TASK STATEMENT →
Each line holding the word "type" counts once; give the total and nothing more.

* Start THE RECORDS *

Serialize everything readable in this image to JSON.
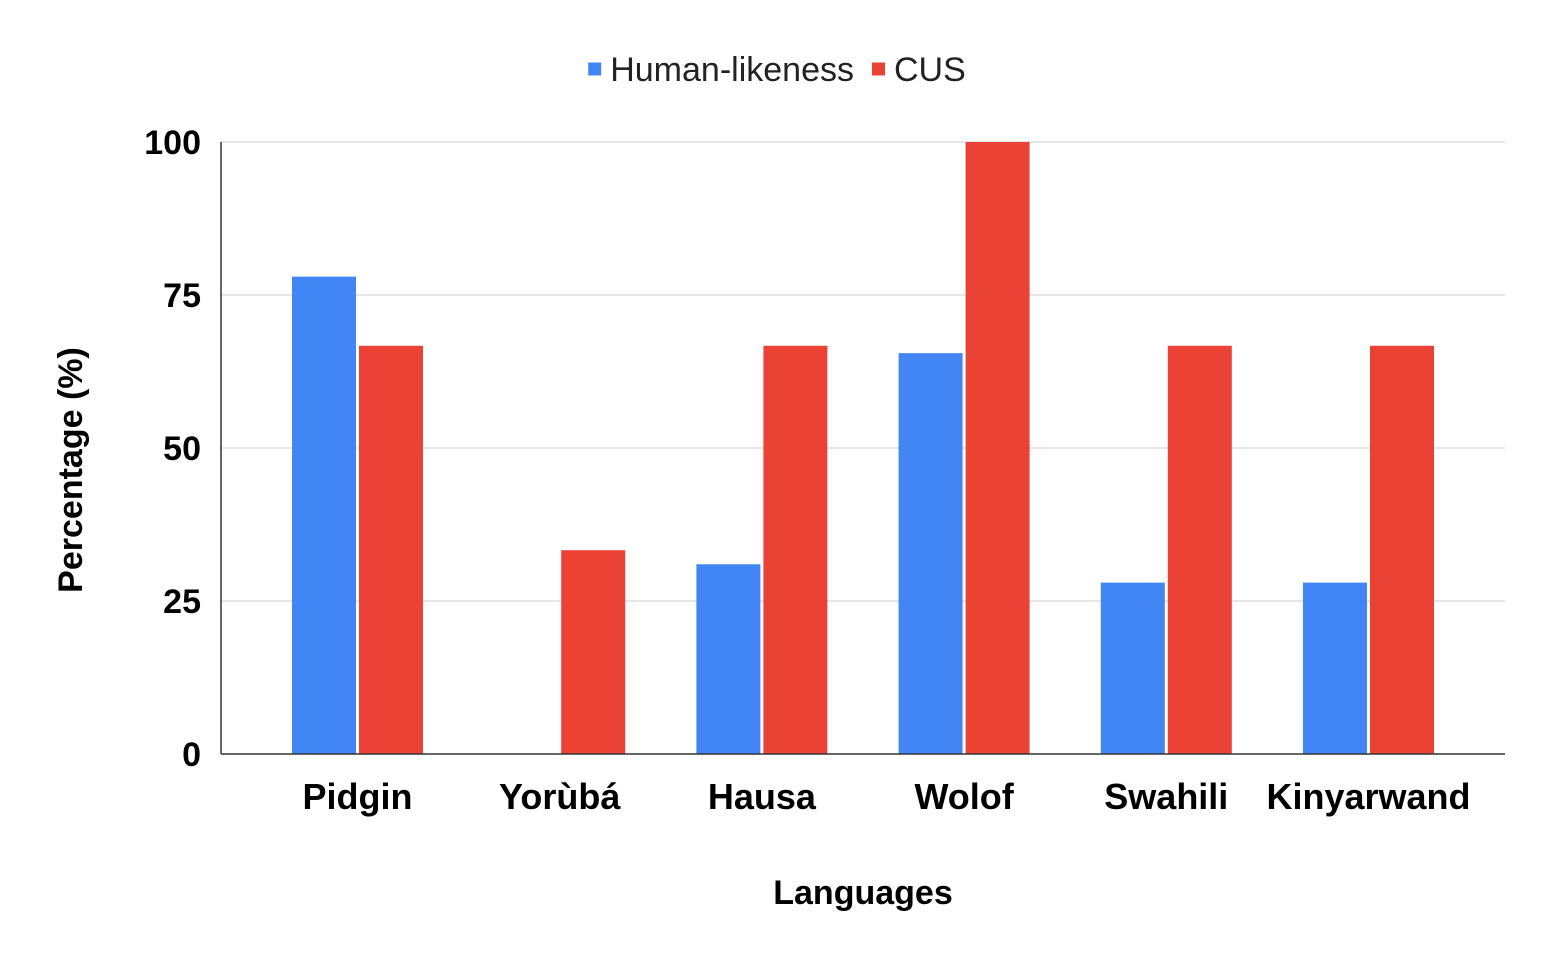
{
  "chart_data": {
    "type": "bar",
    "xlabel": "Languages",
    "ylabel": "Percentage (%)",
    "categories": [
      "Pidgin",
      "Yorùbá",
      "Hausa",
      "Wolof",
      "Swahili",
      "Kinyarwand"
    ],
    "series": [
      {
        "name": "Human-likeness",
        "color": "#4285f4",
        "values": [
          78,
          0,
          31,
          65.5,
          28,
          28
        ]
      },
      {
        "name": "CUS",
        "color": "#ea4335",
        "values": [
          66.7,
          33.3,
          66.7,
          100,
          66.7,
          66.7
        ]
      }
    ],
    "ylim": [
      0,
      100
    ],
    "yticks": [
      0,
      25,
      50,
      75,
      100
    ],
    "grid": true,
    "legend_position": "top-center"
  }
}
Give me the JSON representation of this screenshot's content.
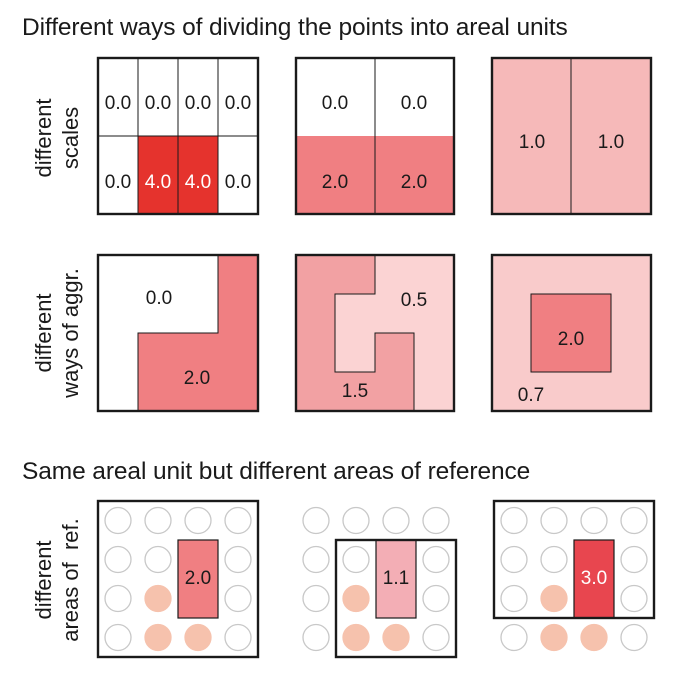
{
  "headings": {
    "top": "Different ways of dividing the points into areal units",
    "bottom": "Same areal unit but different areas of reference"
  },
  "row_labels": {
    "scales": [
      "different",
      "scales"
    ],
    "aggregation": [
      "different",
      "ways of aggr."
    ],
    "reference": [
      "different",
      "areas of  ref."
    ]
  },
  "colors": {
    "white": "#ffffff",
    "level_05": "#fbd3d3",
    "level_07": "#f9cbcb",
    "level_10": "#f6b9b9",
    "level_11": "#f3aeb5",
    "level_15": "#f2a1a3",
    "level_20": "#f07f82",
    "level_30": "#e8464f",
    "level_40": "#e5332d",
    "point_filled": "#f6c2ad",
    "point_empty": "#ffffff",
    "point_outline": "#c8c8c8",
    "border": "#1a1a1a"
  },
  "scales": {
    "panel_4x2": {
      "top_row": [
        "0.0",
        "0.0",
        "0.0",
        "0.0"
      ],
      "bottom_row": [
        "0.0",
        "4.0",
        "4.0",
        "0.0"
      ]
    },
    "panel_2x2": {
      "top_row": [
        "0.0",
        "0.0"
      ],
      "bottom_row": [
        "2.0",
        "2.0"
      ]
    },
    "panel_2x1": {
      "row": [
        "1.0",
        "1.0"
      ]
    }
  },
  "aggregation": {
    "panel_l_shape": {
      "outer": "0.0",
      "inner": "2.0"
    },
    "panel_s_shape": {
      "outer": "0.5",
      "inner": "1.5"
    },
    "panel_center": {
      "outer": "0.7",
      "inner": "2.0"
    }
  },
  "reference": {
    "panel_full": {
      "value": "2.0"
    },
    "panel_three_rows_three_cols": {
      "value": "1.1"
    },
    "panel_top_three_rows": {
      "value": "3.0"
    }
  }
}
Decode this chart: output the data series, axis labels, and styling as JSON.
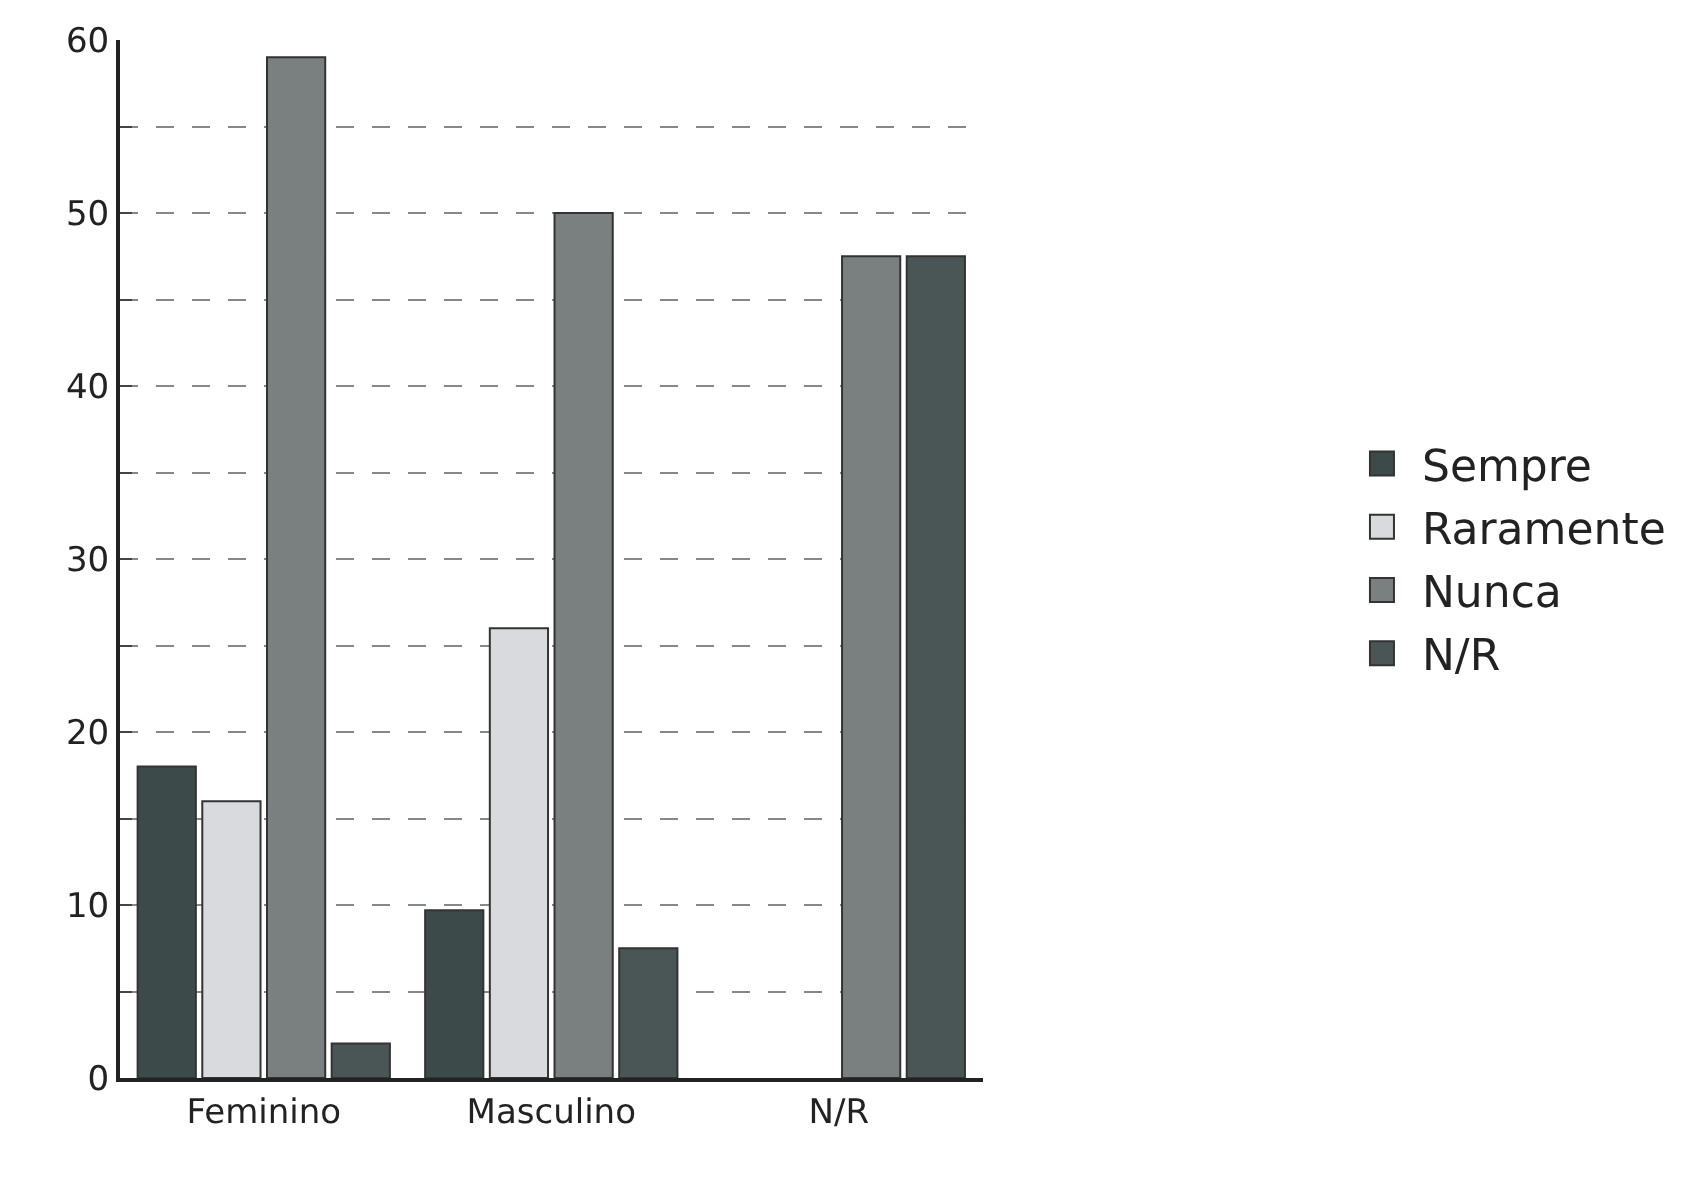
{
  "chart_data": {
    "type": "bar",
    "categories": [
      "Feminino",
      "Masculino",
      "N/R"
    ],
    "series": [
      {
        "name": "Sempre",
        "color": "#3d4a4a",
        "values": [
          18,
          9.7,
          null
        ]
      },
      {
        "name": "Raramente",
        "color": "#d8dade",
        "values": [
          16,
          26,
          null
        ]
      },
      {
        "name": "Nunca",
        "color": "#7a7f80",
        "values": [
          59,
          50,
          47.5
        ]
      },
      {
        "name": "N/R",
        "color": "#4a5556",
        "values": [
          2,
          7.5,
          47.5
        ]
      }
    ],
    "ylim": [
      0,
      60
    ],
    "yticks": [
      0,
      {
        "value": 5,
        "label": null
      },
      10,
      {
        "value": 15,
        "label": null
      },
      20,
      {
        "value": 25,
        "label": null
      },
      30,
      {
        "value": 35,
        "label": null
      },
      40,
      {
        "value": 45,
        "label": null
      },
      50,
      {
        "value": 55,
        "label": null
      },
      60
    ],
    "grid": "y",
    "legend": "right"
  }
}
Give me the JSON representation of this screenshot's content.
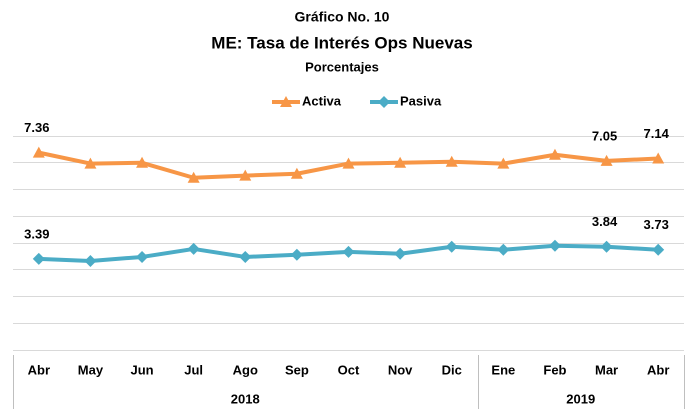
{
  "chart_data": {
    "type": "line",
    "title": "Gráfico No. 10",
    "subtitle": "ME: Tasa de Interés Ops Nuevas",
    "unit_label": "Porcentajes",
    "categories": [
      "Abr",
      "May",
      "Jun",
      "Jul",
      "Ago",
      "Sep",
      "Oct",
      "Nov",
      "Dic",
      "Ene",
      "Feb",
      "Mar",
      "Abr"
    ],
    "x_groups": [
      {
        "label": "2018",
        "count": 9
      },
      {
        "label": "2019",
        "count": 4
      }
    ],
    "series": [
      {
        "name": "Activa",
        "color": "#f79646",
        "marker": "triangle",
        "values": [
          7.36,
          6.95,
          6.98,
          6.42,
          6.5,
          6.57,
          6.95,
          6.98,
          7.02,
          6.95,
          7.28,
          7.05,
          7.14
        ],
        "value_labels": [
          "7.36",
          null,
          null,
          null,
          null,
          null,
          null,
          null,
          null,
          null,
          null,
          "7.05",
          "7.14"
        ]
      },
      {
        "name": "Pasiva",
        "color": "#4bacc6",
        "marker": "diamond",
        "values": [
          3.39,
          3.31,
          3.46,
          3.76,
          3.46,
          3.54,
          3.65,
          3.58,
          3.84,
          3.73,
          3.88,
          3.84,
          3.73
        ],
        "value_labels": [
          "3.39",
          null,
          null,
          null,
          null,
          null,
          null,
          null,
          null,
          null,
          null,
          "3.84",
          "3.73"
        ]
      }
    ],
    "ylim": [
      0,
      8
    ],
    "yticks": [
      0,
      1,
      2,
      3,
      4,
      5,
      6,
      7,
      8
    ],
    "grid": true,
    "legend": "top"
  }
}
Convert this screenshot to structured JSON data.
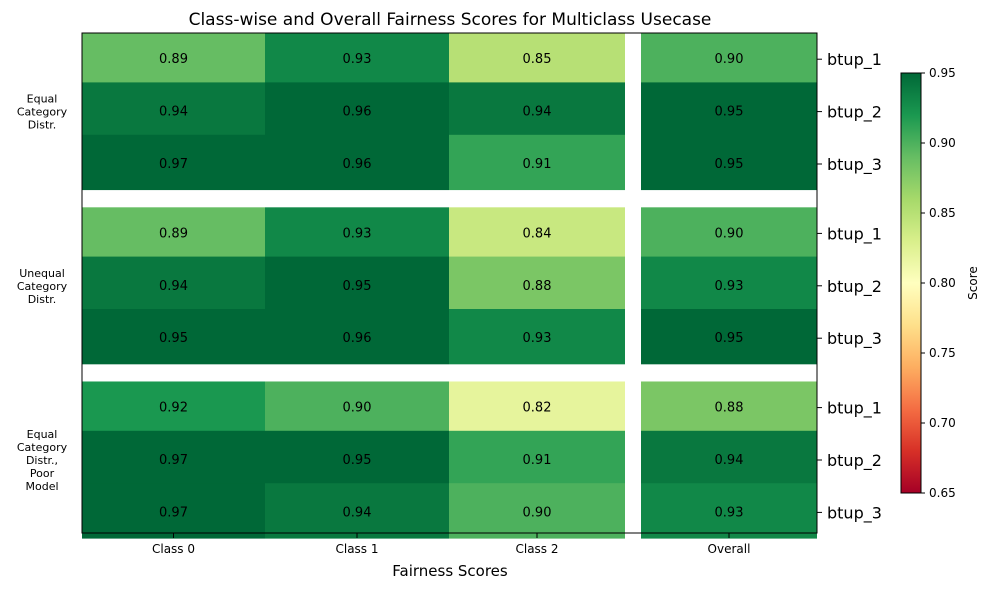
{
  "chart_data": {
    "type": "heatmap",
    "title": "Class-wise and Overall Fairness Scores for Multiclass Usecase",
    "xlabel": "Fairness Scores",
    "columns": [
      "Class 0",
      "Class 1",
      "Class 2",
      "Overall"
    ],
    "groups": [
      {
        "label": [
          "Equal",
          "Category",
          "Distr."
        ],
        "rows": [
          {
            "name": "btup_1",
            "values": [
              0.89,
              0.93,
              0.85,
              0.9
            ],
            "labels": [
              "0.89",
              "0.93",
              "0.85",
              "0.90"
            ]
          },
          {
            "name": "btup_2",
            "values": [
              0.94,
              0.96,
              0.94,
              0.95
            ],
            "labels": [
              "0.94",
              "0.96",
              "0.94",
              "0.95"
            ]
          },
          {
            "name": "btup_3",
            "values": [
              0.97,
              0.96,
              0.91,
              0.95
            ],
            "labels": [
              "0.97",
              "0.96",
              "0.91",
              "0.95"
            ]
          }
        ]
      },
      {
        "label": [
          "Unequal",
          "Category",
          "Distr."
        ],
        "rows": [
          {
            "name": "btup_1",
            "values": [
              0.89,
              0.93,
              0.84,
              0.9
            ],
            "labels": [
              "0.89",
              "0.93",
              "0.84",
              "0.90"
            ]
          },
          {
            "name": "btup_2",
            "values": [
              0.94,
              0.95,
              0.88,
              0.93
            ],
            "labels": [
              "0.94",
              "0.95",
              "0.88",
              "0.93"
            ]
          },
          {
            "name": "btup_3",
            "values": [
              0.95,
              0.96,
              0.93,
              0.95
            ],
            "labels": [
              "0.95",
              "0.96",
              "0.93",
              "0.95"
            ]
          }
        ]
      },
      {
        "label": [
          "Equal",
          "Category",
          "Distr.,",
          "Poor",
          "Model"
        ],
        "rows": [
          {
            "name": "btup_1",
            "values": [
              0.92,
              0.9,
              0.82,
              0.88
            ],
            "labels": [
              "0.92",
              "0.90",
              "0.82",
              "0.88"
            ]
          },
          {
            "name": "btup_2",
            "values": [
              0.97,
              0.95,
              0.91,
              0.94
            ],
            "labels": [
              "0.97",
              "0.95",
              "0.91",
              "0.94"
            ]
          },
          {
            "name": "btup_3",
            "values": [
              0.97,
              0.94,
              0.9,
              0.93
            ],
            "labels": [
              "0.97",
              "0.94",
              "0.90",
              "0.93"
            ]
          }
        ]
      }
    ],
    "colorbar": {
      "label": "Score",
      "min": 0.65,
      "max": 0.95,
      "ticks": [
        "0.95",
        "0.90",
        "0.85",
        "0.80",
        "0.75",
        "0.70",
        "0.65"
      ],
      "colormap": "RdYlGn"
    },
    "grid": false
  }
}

* End THE RECORDS *

ANSWER IN FULL →
4